→ SET TASK: Give every entry again, word for word and in full.

START

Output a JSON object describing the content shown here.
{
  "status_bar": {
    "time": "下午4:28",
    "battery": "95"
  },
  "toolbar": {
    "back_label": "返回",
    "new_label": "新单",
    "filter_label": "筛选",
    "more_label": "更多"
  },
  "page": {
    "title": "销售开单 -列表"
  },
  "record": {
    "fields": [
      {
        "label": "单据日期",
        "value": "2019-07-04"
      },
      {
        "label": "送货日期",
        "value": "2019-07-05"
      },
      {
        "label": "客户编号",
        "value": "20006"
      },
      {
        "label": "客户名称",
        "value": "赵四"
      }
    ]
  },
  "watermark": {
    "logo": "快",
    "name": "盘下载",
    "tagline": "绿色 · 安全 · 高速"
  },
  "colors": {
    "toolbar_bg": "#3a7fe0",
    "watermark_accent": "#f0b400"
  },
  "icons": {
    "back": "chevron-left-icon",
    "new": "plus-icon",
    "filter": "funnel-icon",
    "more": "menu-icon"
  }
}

END

→ FULL OUTPUT:
Output a JSON object describing the content shown here.
{
  "status_bar": {
    "time": "下午4:28",
    "battery": "95"
  },
  "toolbar": {
    "back_label": "返回",
    "new_label": "新单",
    "filter_label": "筛选",
    "more_label": "更多"
  },
  "page": {
    "title": "销售开单 -列表"
  },
  "record": {
    "fields": [
      {
        "label": "单据日期",
        "value": "2019-07-04"
      },
      {
        "label": "送货日期",
        "value": "2019-07-05"
      },
      {
        "label": "客户编号",
        "value": "20006"
      },
      {
        "label": "客户名称",
        "value": "赵四"
      }
    ]
  },
  "watermark": {
    "logo": "快",
    "name": "盘下载",
    "tagline": "绿色 · 安全 · 高速"
  },
  "colors": {
    "toolbar_bg": "#3a7fe0",
    "watermark_accent": "#f0b400"
  },
  "icons": {
    "back": "chevron-left-icon",
    "new": "plus-icon",
    "filter": "funnel-icon",
    "more": "menu-icon"
  }
}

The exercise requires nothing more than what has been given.